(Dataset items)
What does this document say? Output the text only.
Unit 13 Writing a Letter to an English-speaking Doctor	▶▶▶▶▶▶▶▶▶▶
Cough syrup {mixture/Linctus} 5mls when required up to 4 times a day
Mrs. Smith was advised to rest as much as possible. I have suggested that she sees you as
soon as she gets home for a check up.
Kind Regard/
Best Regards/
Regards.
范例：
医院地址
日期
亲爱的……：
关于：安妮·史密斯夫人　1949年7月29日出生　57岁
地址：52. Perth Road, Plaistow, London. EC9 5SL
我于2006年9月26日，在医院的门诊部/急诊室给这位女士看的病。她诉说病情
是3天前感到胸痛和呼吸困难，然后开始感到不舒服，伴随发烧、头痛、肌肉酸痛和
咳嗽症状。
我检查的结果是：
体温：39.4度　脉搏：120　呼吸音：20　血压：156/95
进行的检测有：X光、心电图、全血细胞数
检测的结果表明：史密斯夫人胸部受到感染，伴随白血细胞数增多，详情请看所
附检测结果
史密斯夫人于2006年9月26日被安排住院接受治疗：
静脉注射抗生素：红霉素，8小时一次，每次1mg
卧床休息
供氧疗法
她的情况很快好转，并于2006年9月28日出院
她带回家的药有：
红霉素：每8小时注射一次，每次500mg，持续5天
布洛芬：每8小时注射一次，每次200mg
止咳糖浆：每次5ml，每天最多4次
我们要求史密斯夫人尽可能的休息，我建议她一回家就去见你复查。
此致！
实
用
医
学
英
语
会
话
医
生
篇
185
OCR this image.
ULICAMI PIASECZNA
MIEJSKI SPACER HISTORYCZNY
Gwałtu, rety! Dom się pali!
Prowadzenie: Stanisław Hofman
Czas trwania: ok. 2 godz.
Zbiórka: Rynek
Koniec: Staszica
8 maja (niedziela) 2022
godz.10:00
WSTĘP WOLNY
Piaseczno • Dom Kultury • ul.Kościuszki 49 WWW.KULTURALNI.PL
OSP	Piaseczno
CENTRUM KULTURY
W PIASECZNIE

* [Exercise directions] Repeat each record exactly, leaving nothing out.

* [Exercise response]
What does this document say? Output the text only.
Unit 13 Writing a Letter to an English-speaking Doctor	▶▶▶▶▶▶▶▶▶▶
Cough syrup {mixture/Linctus} 5mls when required up to 4 times a day
Mrs. Smith was advised to rest as much as possible. I have suggested that she sees you as
soon as she gets home for a check up.
Kind Regard/
Best Regards/
Regards.
范例：
医院地址
日期
亲爱的……：
关于：安妮·史密斯夫人　1949年7月29日出生　57岁
地址：52. Perth Road, Plaistow, London. EC9 5SL
我于2006年9月26日，在医院的门诊部/急诊室给这位女士看的病。她诉说病情
是3天前感到胸痛和呼吸困难，然后开始感到不舒服，伴随发烧、头痛、肌肉酸痛和
咳嗽症状。
我检查的结果是：
体温：39.4度　脉搏：120　呼吸音：20　血压：156/95
进行的检测有：X光、心电图、全血细胞数
检测的结果表明：史密斯夫人胸部受到感染，伴随白血细胞数增多，详情请看所
附检测结果
史密斯夫人于2006年9月26日被安排住院接受治疗：
静脉注射抗生素：红霉素，8小时一次，每次1mg
卧床休息
供氧疗法
她的情况很快好转，并于2006年9月28日出院
她带回家的药有：
红霉素：每8小时注射一次，每次500mg，持续5天
布洛芬：每8小时注射一次，每次200mg
止咳糖浆：每次5ml，每天最多4次
我们要求史密斯夫人尽可能的休息，我建议她一回家就去见你复查。
此致！
实
用
医
学
英
语
会
话
医
生
篇
185
OCR this image.
ULICAMI PIASECZNA
MIEJSKI SPACER HISTORYCZNY
Gwałtu, rety! Dom się pali!
Prowadzenie: Stanisław Hofman
Czas trwania: ok. 2 godz.
Zbiórka: Rynek
Koniec: Staszica
8 maja (niedziela) 2022
godz.10:00
WSTĘP WOLNY
Piaseczno • Dom Kultury • ul.Kościuszki 49 WWW.KULTURALNI.PL
OSP	Piaseczno
CENTRUM KULTURY
W PIASECZNIE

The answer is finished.